### Stated exercise
Your task is to locate every line holding the string "title" and to copy each of them.

(Part of a data file)
######

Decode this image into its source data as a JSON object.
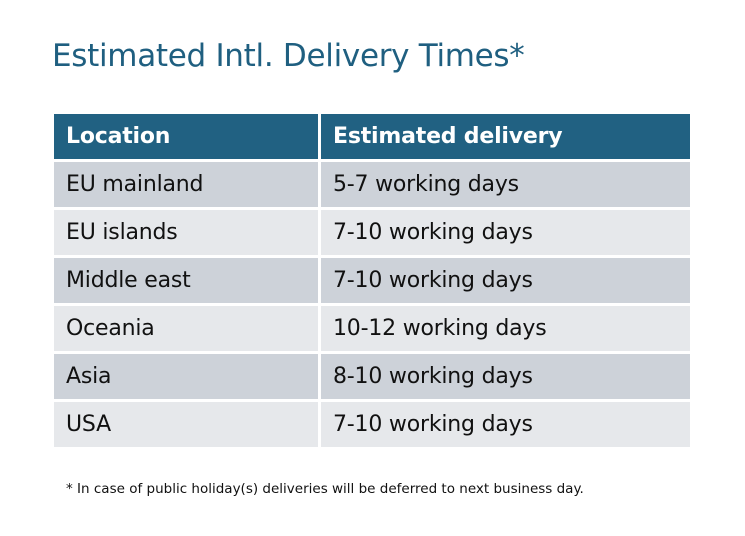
{
  "title": "Estimated Intl. Delivery Times*",
  "table": {
    "headers": [
      "Location",
      "Estimated delivery"
    ],
    "rows": [
      [
        "EU mainland",
        "5-7 working days"
      ],
      [
        "EU islands",
        "7-10 working days"
      ],
      [
        "Middle east",
        "7-10 working days"
      ],
      [
        "Oceania",
        "10-12 working days"
      ],
      [
        "Asia",
        "8-10 working days"
      ],
      [
        "USA",
        "7-10 working days"
      ]
    ]
  },
  "footnote": "* In case of public holiday(s) deliveries will be deferred to next business day.",
  "colors": {
    "title": "#1f5f80",
    "header_bg": "#216182",
    "row_odd": "#cdd2d9",
    "row_even": "#e6e8eb"
  }
}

######

### Full output
  "title": "Estimated Intl. Delivery Times*",
    "title": "#1f5f80",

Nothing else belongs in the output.